• **Recorded data**
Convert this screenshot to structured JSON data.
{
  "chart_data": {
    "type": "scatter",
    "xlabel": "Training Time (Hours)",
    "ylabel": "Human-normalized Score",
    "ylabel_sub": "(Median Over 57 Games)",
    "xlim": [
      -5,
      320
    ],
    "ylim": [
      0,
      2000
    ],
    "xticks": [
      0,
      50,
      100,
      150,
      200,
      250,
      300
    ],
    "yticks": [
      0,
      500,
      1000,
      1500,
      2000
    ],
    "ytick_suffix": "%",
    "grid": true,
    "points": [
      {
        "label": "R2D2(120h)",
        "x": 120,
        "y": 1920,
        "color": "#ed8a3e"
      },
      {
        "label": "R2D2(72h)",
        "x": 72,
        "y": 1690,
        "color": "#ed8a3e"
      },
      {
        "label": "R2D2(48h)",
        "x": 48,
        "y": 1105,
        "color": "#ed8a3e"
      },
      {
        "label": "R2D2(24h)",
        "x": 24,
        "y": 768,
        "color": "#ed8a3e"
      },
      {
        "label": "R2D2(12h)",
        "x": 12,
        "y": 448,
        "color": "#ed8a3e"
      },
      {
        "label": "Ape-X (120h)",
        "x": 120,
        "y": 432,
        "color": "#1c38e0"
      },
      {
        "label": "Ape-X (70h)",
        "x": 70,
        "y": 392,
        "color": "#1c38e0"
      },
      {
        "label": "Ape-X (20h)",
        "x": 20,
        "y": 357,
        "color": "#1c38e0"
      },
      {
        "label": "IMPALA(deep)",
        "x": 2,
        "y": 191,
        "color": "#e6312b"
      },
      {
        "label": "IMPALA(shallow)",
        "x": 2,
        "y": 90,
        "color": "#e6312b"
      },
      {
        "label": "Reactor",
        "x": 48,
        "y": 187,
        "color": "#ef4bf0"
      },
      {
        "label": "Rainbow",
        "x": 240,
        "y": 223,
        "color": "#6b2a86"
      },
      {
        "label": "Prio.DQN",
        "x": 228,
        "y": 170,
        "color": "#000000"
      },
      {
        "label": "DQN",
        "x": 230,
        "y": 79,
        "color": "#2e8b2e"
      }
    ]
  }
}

• **WORK TO BE COMPLETED**
Copy every line above in which the string "IMPALA" shows up.

• **EXERCISE SOLUTION**
        "label": "IMPALA(deep)",
        "label": "IMPALA(shallow)",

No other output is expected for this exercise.